Recorded data
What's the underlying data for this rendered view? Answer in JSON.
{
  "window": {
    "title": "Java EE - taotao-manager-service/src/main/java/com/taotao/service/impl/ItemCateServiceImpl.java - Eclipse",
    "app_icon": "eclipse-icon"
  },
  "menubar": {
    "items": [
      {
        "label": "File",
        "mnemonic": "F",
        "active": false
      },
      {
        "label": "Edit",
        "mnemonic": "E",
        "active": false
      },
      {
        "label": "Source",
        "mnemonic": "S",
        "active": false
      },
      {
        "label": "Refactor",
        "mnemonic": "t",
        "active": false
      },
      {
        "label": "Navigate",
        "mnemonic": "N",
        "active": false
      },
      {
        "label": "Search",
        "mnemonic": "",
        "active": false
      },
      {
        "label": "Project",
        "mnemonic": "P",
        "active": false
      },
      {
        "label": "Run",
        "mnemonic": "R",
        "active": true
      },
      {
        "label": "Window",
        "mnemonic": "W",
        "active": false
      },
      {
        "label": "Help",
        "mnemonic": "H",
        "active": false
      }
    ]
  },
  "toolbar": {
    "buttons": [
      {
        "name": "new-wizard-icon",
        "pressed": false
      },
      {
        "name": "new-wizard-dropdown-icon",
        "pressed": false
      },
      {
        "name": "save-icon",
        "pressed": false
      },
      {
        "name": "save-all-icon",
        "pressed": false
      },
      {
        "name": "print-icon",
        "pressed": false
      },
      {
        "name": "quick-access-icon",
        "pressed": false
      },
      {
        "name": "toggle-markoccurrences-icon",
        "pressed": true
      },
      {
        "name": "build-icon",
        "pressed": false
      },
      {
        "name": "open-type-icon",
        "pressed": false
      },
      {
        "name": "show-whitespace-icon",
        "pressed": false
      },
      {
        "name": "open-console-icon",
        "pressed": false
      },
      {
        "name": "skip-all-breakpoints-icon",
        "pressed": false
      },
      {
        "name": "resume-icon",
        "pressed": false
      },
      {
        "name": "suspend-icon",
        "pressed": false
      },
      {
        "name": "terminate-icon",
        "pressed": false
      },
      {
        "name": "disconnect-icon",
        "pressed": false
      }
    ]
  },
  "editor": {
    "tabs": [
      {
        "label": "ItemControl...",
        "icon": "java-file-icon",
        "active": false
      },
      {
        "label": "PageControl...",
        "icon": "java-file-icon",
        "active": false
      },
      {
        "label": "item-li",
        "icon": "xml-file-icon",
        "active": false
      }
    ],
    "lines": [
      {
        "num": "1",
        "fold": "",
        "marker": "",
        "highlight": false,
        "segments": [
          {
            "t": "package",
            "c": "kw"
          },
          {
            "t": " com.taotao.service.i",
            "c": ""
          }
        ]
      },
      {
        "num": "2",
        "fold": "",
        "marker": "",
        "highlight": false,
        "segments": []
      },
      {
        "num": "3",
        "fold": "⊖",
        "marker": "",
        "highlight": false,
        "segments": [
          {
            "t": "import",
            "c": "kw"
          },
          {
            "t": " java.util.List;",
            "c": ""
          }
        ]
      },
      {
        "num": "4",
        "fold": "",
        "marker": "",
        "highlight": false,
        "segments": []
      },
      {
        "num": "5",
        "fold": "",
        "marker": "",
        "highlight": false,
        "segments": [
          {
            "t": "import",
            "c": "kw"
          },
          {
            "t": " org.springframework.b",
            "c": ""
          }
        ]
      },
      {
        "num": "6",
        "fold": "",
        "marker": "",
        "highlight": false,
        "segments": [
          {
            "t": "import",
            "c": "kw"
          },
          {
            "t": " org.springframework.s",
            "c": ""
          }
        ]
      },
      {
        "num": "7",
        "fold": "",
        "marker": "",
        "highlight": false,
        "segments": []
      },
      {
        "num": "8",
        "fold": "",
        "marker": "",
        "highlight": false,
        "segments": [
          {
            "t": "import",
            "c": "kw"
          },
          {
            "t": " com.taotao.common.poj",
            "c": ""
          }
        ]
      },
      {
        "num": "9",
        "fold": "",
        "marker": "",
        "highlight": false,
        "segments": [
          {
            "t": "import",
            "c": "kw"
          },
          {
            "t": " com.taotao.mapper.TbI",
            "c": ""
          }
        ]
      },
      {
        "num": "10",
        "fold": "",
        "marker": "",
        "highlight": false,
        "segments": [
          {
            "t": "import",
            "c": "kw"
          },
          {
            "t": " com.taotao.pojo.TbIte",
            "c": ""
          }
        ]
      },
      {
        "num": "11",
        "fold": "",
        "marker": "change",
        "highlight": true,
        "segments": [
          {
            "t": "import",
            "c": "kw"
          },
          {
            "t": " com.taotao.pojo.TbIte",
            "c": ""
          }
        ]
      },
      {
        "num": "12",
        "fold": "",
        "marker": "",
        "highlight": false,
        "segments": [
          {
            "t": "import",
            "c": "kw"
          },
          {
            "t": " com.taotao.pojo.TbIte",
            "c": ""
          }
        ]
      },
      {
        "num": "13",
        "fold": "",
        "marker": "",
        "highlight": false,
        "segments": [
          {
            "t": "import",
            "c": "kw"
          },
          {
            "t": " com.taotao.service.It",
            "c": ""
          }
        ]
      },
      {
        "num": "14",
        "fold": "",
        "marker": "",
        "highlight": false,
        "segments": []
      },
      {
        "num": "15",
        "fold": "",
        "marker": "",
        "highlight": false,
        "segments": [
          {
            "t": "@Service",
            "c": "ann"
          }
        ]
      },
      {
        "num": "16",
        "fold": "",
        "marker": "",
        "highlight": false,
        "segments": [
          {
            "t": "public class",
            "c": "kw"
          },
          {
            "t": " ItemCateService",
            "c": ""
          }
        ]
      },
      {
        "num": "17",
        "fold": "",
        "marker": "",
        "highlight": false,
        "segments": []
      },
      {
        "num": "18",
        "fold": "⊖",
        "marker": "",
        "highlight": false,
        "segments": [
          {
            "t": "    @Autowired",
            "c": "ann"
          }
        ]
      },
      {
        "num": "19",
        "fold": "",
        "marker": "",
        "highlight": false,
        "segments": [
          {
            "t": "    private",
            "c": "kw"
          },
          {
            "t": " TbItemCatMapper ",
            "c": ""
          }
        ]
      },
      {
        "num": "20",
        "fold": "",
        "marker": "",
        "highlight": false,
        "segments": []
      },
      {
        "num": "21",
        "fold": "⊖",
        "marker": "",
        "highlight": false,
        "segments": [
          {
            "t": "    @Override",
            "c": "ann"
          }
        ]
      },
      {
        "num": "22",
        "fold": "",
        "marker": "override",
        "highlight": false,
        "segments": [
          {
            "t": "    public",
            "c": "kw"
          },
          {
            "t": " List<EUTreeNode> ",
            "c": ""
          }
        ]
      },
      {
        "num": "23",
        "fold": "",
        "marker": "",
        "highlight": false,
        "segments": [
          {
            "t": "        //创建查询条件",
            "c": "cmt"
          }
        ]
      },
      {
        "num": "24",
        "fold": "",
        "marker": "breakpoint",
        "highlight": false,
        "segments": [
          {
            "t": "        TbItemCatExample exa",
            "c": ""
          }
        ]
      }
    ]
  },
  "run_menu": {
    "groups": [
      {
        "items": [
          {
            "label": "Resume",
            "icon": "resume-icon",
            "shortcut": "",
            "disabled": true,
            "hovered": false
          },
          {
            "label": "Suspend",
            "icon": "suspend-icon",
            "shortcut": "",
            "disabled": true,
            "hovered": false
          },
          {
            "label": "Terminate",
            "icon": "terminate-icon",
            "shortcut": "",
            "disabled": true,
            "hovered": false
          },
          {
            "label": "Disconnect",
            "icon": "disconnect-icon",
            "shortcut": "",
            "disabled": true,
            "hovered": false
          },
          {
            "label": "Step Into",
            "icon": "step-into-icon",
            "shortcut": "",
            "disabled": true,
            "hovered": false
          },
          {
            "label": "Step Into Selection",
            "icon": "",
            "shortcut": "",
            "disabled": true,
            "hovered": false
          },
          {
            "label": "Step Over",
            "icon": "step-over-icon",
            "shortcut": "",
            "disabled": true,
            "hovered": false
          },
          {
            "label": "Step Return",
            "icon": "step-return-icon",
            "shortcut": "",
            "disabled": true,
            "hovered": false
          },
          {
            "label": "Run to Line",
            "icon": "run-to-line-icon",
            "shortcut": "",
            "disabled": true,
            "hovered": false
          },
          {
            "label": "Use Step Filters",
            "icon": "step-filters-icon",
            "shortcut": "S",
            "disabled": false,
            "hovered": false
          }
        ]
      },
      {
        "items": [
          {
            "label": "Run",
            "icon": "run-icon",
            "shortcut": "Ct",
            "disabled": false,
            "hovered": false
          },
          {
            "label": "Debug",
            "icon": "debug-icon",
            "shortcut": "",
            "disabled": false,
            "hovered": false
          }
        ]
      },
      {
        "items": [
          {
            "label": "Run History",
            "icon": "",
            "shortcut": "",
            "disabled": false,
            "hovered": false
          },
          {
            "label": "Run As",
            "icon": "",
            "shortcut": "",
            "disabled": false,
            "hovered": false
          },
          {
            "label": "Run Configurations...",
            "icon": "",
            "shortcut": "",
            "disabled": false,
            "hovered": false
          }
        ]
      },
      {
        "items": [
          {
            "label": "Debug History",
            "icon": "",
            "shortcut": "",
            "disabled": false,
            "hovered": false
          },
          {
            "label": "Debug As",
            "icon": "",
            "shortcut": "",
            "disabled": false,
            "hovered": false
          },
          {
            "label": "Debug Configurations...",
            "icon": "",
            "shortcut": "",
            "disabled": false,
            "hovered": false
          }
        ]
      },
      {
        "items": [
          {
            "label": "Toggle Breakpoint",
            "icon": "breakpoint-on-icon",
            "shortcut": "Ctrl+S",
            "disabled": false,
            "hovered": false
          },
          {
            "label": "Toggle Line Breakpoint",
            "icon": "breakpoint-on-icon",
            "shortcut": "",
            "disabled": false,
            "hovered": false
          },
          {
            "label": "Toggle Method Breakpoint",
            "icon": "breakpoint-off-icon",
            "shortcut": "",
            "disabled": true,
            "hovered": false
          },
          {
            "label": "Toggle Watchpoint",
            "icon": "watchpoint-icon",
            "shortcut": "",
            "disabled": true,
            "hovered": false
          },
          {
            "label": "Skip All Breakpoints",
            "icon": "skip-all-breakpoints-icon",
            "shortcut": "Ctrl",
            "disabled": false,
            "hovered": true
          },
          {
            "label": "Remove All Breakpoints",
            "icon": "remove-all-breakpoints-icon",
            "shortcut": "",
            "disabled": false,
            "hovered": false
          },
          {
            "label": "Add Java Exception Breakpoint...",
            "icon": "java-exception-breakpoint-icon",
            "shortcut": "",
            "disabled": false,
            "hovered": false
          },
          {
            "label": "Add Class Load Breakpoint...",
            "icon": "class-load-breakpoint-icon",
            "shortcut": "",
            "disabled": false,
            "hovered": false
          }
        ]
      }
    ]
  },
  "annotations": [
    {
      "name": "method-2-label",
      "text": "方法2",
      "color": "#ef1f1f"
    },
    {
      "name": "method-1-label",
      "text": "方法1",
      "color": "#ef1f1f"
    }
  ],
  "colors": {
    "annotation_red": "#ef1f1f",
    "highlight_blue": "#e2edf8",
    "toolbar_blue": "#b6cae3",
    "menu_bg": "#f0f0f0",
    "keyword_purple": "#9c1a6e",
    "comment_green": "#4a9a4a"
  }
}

* Directions for this task: Pick out every line with the string "Configurations" and copy it.

* Right answer:
            "label": "Run Configurations...",
            "label": "Debug Configurations...",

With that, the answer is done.